** THE REQUEST **
Scan the data below and pick out the lines containing the word "между".

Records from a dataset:
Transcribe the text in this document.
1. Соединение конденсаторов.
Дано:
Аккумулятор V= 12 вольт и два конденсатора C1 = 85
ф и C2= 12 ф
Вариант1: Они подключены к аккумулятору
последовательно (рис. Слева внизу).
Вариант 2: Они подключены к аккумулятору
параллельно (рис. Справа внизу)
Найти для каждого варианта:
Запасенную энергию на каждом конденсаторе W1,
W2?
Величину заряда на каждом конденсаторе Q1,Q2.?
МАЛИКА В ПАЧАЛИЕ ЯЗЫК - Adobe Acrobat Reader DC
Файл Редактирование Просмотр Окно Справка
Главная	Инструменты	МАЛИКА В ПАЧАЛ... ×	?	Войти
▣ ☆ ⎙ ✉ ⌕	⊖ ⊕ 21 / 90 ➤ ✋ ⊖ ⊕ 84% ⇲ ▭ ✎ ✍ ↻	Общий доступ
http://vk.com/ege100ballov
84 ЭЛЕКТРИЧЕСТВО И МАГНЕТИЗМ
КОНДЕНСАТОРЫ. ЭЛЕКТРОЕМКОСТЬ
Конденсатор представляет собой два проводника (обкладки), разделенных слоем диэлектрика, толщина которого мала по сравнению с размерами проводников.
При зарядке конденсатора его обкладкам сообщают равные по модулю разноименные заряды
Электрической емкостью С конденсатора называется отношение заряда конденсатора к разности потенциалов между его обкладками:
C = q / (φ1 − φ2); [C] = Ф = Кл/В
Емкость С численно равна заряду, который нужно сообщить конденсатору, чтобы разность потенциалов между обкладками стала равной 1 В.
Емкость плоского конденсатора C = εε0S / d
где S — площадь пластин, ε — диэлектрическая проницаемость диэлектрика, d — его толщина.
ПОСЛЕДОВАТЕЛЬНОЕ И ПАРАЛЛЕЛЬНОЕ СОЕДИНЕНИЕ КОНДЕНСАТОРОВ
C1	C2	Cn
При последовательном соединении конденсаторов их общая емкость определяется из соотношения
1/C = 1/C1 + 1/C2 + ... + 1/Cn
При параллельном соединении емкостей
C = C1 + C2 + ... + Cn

** EXPECTED ANSWER **
Электрической емкостью С конденсатора называется отношение заряда конденсатора к разности потенциалов между его обкладками:
Емкость С численно равна заряду, который нужно сообщить конденсатору, чтобы разность потенциалов между обкладками стала равной 1 В.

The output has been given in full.